**Records shown:**
+ + + +

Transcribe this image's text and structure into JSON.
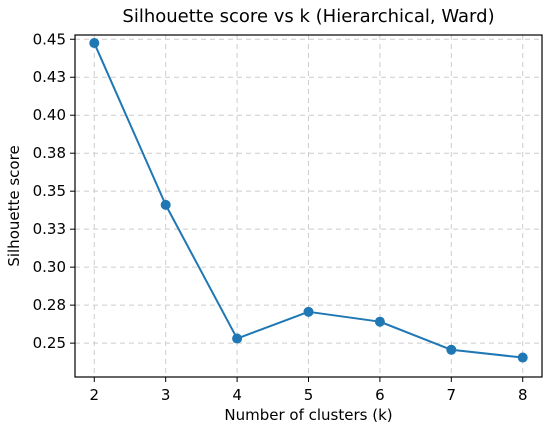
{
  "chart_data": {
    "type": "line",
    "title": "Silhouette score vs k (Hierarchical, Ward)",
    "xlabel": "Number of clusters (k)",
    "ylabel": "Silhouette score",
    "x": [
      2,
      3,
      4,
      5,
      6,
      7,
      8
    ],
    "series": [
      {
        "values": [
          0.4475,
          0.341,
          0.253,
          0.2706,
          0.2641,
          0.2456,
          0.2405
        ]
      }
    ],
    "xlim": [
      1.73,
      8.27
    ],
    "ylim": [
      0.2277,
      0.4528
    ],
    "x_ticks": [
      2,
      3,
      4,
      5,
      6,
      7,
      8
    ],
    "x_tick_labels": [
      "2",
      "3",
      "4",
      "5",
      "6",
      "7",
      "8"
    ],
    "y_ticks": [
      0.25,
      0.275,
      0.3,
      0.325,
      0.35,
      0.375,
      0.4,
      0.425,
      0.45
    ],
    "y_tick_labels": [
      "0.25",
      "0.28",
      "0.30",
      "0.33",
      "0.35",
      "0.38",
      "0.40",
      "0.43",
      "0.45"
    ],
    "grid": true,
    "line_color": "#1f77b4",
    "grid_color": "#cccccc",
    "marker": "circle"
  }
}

+ + + +

**Work instructions:** Each entry must be retyped word for word, with every image omitted.

**Exercise response:**
Transcribe this image's text and structure into JSON.
{
  "chart_data": {
    "type": "line",
    "title": "Silhouette score vs k (Hierarchical, Ward)",
    "xlabel": "Number of clusters (k)",
    "ylabel": "Silhouette score",
    "x": [
      2,
      3,
      4,
      5,
      6,
      7,
      8
    ],
    "series": [
      {
        "values": [
          0.4475,
          0.341,
          0.253,
          0.2706,
          0.2641,
          0.2456,
          0.2405
        ]
      }
    ],
    "xlim": [
      1.73,
      8.27
    ],
    "ylim": [
      0.2277,
      0.4528
    ],
    "x_ticks": [
      2,
      3,
      4,
      5,
      6,
      7,
      8
    ],
    "x_tick_labels": [
      "2",
      "3",
      "4",
      "5",
      "6",
      "7",
      "8"
    ],
    "y_ticks": [
      0.25,
      0.275,
      0.3,
      0.325,
      0.35,
      0.375,
      0.4,
      0.425,
      0.45
    ],
    "y_tick_labels": [
      "0.25",
      "0.28",
      "0.30",
      "0.33",
      "0.35",
      "0.38",
      "0.40",
      "0.43",
      "0.45"
    ],
    "grid": true,
    "line_color": "#1f77b4",
    "grid_color": "#cccccc",
    "marker": "circle"
  }
}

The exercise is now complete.